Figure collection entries
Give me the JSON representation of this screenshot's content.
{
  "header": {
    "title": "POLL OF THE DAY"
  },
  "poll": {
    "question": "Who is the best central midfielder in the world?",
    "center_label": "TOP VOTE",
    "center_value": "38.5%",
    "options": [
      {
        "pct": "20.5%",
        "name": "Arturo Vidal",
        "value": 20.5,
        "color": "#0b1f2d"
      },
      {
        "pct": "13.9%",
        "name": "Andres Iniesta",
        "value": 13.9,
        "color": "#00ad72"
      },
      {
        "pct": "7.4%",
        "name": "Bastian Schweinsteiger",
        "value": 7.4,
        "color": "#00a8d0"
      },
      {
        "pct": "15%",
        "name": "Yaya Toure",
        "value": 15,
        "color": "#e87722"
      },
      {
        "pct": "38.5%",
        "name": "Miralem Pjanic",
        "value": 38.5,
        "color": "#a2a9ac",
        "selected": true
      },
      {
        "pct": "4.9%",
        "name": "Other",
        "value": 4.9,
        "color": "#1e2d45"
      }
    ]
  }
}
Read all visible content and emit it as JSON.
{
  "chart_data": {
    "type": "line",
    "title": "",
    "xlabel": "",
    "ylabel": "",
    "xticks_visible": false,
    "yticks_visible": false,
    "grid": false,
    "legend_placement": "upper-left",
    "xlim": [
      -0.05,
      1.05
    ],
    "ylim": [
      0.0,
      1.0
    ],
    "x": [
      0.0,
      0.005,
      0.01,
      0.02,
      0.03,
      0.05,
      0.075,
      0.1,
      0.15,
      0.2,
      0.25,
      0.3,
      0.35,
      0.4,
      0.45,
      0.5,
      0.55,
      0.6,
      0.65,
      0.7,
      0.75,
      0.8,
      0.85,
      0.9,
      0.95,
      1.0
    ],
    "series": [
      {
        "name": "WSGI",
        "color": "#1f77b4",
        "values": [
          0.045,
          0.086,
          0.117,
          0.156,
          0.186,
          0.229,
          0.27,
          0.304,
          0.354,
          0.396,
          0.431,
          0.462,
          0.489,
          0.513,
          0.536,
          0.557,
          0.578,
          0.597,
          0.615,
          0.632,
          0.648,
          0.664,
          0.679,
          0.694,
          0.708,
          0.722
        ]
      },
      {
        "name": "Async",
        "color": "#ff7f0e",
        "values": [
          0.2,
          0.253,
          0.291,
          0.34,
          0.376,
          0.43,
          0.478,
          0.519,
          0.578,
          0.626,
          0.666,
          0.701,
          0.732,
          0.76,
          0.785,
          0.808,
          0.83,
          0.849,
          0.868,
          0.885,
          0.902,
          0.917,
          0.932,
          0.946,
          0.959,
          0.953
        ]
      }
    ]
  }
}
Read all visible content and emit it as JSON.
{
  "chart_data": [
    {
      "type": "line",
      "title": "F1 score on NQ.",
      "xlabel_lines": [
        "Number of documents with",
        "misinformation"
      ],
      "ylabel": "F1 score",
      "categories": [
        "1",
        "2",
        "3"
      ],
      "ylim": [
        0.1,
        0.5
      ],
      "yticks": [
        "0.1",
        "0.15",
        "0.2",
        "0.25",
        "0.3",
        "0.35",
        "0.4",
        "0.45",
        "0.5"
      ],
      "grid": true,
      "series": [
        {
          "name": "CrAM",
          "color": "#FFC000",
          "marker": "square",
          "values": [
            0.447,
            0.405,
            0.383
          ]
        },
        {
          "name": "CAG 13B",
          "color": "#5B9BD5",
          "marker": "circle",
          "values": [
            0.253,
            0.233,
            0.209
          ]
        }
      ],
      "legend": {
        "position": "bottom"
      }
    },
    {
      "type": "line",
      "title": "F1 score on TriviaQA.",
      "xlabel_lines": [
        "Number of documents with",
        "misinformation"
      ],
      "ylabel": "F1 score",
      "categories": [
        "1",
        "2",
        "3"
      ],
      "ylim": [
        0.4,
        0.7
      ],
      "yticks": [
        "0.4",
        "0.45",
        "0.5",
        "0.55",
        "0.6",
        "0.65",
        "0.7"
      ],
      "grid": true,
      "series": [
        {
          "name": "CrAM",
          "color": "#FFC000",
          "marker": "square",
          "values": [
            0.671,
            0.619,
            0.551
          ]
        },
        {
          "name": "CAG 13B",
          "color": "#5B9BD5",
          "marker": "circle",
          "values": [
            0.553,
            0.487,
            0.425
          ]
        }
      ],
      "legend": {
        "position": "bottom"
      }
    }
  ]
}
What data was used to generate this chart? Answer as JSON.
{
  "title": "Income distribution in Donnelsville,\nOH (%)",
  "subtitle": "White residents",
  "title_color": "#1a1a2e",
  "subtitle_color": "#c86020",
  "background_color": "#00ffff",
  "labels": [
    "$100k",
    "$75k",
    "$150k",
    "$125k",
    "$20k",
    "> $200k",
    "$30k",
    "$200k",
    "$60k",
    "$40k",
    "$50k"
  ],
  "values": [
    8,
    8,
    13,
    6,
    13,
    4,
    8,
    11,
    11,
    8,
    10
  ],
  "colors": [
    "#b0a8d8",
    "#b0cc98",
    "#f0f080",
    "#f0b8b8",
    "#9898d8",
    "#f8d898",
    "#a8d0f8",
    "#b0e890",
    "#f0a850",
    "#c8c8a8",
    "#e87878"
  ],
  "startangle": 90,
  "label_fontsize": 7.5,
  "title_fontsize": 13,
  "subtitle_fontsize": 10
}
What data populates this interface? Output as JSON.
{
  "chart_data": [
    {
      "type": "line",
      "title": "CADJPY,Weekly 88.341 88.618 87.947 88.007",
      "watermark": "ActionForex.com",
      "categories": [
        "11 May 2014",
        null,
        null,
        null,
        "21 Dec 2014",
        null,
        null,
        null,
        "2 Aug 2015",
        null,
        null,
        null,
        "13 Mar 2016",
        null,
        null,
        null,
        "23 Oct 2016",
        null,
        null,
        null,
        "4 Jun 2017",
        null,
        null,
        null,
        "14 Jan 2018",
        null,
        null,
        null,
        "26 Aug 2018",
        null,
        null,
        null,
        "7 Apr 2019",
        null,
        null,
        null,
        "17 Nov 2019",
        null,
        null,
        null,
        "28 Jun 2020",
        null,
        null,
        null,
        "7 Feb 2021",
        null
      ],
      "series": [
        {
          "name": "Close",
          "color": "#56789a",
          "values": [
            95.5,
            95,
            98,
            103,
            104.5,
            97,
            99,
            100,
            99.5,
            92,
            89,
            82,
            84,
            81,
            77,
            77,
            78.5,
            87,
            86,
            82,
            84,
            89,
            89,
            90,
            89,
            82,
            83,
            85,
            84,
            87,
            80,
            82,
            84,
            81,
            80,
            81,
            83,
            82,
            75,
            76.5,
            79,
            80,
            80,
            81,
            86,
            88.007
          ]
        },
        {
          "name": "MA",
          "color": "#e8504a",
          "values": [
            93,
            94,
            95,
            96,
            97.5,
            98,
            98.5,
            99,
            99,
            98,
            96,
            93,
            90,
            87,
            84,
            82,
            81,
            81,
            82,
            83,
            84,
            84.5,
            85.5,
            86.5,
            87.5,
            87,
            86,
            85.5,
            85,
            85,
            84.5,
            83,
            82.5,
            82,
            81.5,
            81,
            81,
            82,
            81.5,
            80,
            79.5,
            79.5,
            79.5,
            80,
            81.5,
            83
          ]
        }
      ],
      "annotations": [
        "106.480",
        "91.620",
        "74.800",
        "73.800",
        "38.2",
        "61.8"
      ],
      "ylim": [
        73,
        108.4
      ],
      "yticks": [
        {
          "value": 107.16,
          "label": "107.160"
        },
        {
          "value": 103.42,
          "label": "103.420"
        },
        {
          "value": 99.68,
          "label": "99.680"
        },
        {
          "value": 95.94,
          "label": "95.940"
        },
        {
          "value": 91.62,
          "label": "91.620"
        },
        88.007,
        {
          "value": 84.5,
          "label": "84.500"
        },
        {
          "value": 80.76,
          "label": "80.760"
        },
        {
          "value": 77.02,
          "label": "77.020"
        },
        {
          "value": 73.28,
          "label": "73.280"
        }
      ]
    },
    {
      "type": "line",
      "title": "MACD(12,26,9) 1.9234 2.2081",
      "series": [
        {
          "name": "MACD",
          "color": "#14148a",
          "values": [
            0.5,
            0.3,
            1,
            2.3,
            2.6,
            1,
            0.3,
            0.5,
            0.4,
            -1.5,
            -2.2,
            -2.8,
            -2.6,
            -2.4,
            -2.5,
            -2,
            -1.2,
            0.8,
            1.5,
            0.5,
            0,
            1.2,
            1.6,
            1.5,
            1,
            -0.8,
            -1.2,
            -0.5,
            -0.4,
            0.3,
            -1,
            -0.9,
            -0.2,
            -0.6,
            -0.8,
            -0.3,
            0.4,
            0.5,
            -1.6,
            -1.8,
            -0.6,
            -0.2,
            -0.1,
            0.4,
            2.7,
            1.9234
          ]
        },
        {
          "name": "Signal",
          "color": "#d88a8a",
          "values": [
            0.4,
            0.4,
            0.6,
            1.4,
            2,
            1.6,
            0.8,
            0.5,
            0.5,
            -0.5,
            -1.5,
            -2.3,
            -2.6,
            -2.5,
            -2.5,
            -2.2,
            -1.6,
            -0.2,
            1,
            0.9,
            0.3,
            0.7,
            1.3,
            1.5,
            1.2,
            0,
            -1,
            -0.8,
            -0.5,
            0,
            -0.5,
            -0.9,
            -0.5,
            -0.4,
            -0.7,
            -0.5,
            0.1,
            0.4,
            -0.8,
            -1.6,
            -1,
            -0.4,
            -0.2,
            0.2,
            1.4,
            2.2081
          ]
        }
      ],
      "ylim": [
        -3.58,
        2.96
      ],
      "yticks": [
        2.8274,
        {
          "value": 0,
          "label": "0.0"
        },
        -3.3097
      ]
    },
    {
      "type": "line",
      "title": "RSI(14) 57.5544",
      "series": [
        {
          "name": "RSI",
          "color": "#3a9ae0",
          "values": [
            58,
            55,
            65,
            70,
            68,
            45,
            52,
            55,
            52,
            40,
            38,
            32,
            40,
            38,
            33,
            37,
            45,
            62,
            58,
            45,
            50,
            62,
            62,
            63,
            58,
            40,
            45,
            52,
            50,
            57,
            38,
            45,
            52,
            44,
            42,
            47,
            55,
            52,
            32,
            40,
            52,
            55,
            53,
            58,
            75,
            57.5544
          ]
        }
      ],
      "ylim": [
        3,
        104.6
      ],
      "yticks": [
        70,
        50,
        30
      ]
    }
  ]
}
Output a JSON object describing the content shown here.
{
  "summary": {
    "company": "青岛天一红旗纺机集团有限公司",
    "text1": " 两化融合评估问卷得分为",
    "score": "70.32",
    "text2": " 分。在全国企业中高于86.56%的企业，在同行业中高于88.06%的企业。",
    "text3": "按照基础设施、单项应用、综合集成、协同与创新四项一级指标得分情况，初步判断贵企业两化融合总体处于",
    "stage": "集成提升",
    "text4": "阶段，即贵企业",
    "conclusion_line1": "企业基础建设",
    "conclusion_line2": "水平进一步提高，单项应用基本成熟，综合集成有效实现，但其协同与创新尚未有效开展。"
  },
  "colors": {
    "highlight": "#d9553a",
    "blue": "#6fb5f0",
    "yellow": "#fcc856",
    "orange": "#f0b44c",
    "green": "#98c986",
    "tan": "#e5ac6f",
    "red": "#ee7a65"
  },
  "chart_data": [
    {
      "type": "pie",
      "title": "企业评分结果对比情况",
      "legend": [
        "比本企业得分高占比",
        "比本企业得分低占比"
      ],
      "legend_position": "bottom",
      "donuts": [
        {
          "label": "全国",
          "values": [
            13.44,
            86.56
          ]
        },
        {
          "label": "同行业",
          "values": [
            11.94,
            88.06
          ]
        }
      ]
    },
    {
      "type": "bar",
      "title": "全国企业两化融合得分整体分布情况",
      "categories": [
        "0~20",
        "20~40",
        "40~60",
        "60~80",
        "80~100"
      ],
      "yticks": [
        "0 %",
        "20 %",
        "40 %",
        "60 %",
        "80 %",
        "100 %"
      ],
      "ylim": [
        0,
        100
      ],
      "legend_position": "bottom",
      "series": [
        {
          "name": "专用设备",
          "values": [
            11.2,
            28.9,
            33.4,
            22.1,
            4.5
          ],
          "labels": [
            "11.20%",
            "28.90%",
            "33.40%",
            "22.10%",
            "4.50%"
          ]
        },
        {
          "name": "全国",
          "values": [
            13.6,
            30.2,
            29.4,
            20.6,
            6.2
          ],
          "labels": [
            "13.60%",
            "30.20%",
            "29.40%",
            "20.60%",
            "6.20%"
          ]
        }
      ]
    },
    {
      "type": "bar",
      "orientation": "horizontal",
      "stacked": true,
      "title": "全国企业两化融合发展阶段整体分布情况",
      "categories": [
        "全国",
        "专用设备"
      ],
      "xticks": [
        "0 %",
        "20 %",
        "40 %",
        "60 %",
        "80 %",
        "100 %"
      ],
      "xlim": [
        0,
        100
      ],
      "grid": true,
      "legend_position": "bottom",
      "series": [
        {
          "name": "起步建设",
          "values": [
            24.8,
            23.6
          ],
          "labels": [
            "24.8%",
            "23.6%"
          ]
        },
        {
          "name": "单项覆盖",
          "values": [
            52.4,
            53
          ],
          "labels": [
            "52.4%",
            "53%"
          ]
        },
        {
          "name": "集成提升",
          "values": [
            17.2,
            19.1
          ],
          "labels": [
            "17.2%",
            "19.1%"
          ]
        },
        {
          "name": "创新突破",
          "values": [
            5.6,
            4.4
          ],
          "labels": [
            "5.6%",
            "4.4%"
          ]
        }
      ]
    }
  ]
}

Written task:
All lines in the data that contain the word "this" should be copied.

Solution:
Give me the JSON representation of this screenshot's content.
What data was used to generate this chart? Answer as JSON.
What data populates this interface? Output as JSON.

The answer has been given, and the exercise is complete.